**Given data**
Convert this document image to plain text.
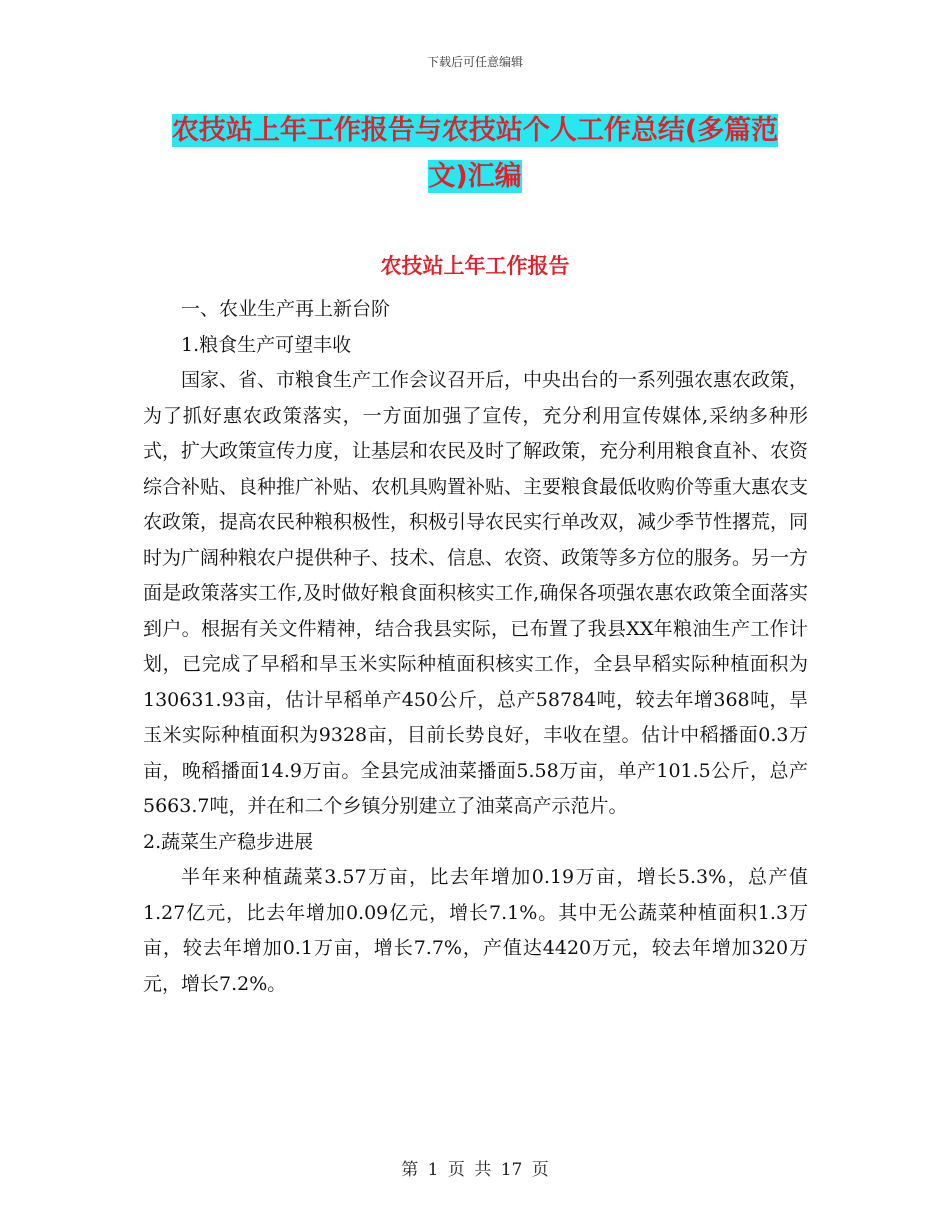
下载后可任意编辑
农技站上年工作报告与农技站个人工作总结(多篇范
文)汇编
农技站上年工作报告

一、农业生产再上新台阶

1.粮食生产可望丰收

国家、省、市粮食生产工作会议召开后，中央出台的一系列强农惠农政策，为了抓好惠农政策落实，一方面加强了宣传，充分利用宣传媒体,采纳多种形式，扩大政策宣传力度，让基层和农民及时了解政策，充分利用粮食直补、农资综合补贴、良种推广补贴、农机具购置补贴、主要粮食最低收购价等重大惠农支农政策，提高农民种粮积极性，积极引导农民实行单改双，减少季节性撂荒，同时为广阔种粮农户提供种子、技术、信息、农资、政策等多方位的服务。另一方面是政策落实工作,及时做好粮食面积核实工作,确保各项强农惠农政策全面落实到户。根据有关文件精神，结合我县实际，已布置了我县XX年粮油生产工作计划，已完成了早稻和旱玉米实际种植面积核实工作，全县早稻实际种植面积为130631.93亩，估计早稻单产450公斤，总产58784吨，较去年增368吨，旱玉米实际种植面积为9328亩，目前长势良好，丰收在望。估计中稻播面0.3万亩，晚稻播面14.9万亩。全县完成油菜播面5.58万亩，单产101.5公斤，总产5663.7吨，并在和二个乡镇分别建立了油菜高产示范片。

2.蔬菜生产稳步进展

半年来种植蔬菜3.57万亩，比去年增加0.19万亩，增长5.3%，总产值1.27亿元，比去年增加0.09亿元，增长7.1%。其中无公蔬菜种植面积1.3万亩，较去年增加0.1万亩，增长7.7%，产值达4420万元，较去年增加320万元，增长7.2%。

第 1 页 共 17 页
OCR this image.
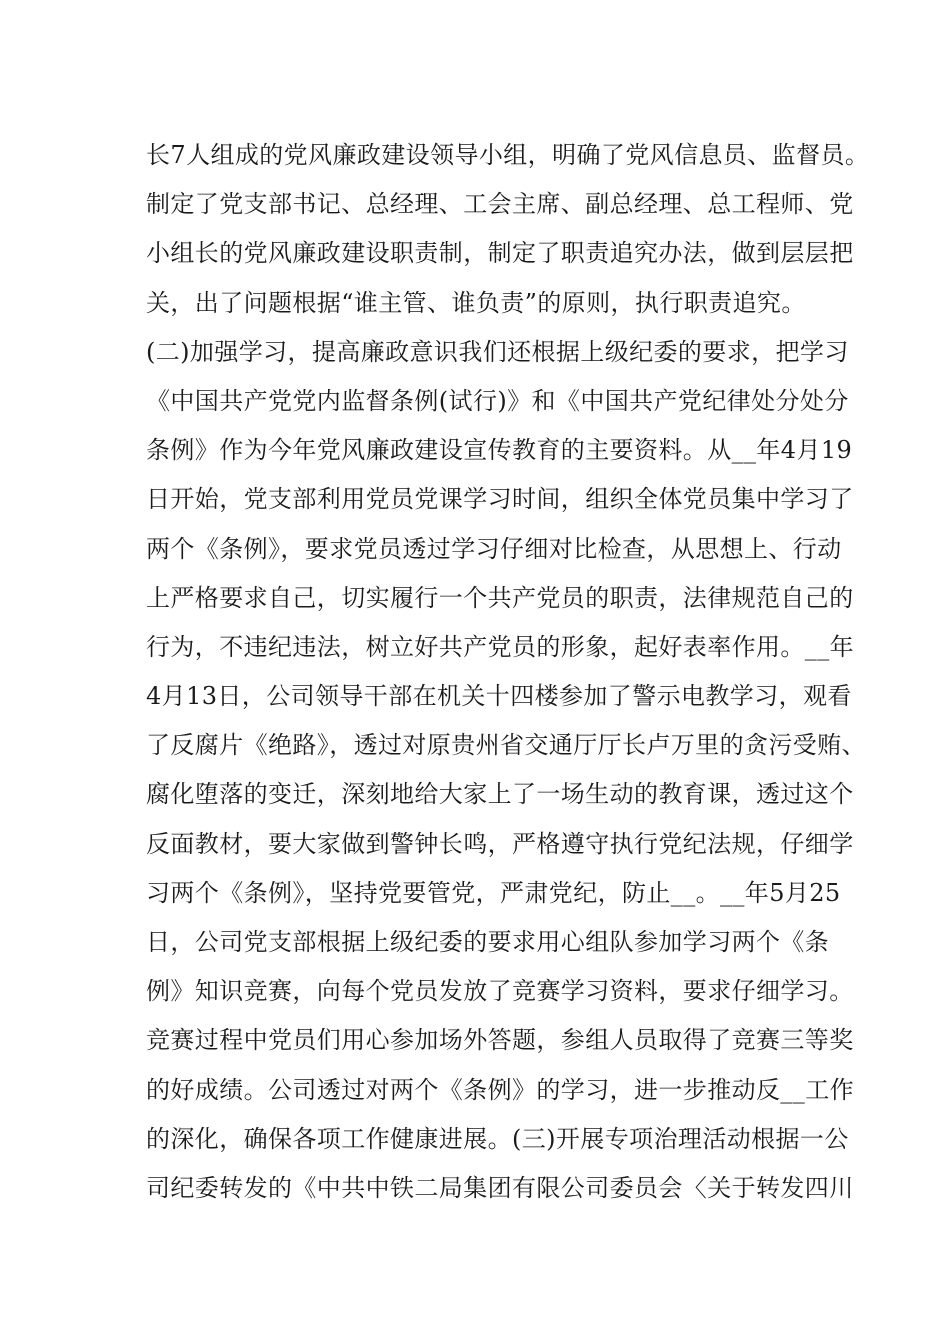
长7人组成的党风廉政建设领导小组，明确了党风信息员、监督员。
制定了党支部书记、总经理、工会主席、副总经理、总工程师、党
小组长的党风廉政建设职责制，制定了职责追究办法，做到层层把
关，出了问题根据“谁主管、谁负责”的原则，执行职责追究。
(二)加强学习，提高廉政意识我们还根据上级纪委的要求，把学习
《中国共产党党内监督条例(试行)》和《中国共产党纪律处分处分
条例》作为今年党风廉政建设宣传教育的主要资料。从__年4月19
日开始，党支部利用党员党课学习时间，组织全体党员集中学习了
两个《条例》，要求党员透过学习仔细对比检查，从思想上、行动
上严格要求自己，切实履行一个共产党员的职责，法律规范自己的
行为，不违纪违法，树立好共产党员的形象，起好表率作用。__年
4月13日，公司领导干部在机关十四楼参加了警示电教学习，观看
了反腐片《绝路》，透过对原贵州省交通厅厅长卢万里的贪污受贿、
腐化堕落的变迁，深刻地给大家上了一场生动的教育课，透过这个
反面教材，要大家做到警钟长鸣，严格遵守执行党纪法规，仔细学
习两个《条例》，坚持党要管党，严肃党纪，防止__。__年5月25
日，公司党支部根据上级纪委的要求用心组队参加学习两个《条
例》知识竞赛，向每个党员发放了竞赛学习资料，要求仔细学习。
竞赛过程中党员们用心参加场外答题，参组人员取得了竞赛三等奖
的好成绩。公司透过对两个《条例》的学习，进一步推动反__工作
的深化，确保各项工作健康进展。(三)开展专项治理活动根据一公
司纪委转发的《中共中铁二局集团有限公司委员会〈关于转发四川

**Given task**
Repeat each record exactly, with the pictures left out.

**Result of the task**
Convert this document image to plain text.
下载后可任意编辑
农技站上年工作报告与农技站个人工作总结(多篇范
文)汇编
农技站上年工作报告

一、农业生产再上新台阶

1.粮食生产可望丰收

国家、省、市粮食生产工作会议召开后，中央出台的一系列强农惠农政策，为了抓好惠农政策落实，一方面加强了宣传，充分利用宣传媒体,采纳多种形式，扩大政策宣传力度，让基层和农民及时了解政策，充分利用粮食直补、农资综合补贴、良种推广补贴、农机具购置补贴、主要粮食最低收购价等重大惠农支农政策，提高农民种粮积极性，积极引导农民实行单改双，减少季节性撂荒，同时为广阔种粮农户提供种子、技术、信息、农资、政策等多方位的服务。另一方面是政策落实工作,及时做好粮食面积核实工作,确保各项强农惠农政策全面落实到户。根据有关文件精神，结合我县实际，已布置了我县XX年粮油生产工作计划，已完成了早稻和旱玉米实际种植面积核实工作，全县早稻实际种植面积为130631.93亩，估计早稻单产450公斤，总产58784吨，较去年增368吨，旱玉米实际种植面积为9328亩，目前长势良好，丰收在望。估计中稻播面0.3万亩，晚稻播面14.9万亩。全县完成油菜播面5.58万亩，单产101.5公斤，总产5663.7吨，并在和二个乡镇分别建立了油菜高产示范片。

2.蔬菜生产稳步进展

半年来种植蔬菜3.57万亩，比去年增加0.19万亩，增长5.3%，总产值1.27亿元，比去年增加0.09亿元，增长7.1%。其中无公蔬菜种植面积1.3万亩，较去年增加0.1万亩，增长7.7%，产值达4420万元，较去年增加320万元，增长7.2%。

第 1 页 共 17 页
OCR this image.
长7人组成的党风廉政建设领导小组，明确了党风信息员、监督员。
制定了党支部书记、总经理、工会主席、副总经理、总工程师、党
小组长的党风廉政建设职责制，制定了职责追究办法，做到层层把
关，出了问题根据“谁主管、谁负责”的原则，执行职责追究。
(二)加强学习，提高廉政意识我们还根据上级纪委的要求，把学习
《中国共产党党内监督条例(试行)》和《中国共产党纪律处分处分
条例》作为今年党风廉政建设宣传教育的主要资料。从__年4月19
日开始，党支部利用党员党课学习时间，组织全体党员集中学习了
两个《条例》，要求党员透过学习仔细对比检查，从思想上、行动
上严格要求自己，切实履行一个共产党员的职责，法律规范自己的
行为，不违纪违法，树立好共产党员的形象，起好表率作用。__年
4月13日，公司领导干部在机关十四楼参加了警示电教学习，观看
了反腐片《绝路》，透过对原贵州省交通厅厅长卢万里的贪污受贿、
腐化堕落的变迁，深刻地给大家上了一场生动的教育课，透过这个
反面教材，要大家做到警钟长鸣，严格遵守执行党纪法规，仔细学
习两个《条例》，坚持党要管党，严肃党纪，防止__。__年5月25
日，公司党支部根据上级纪委的要求用心组队参加学习两个《条
例》知识竞赛，向每个党员发放了竞赛学习资料，要求仔细学习。
竞赛过程中党员们用心参加场外答题，参组人员取得了竞赛三等奖
的好成绩。公司透过对两个《条例》的学习，进一步推动反__工作
的深化，确保各项工作健康进展。(三)开展专项治理活动根据一公
司纪委转发的《中共中铁二局集团有限公司委员会〈关于转发四川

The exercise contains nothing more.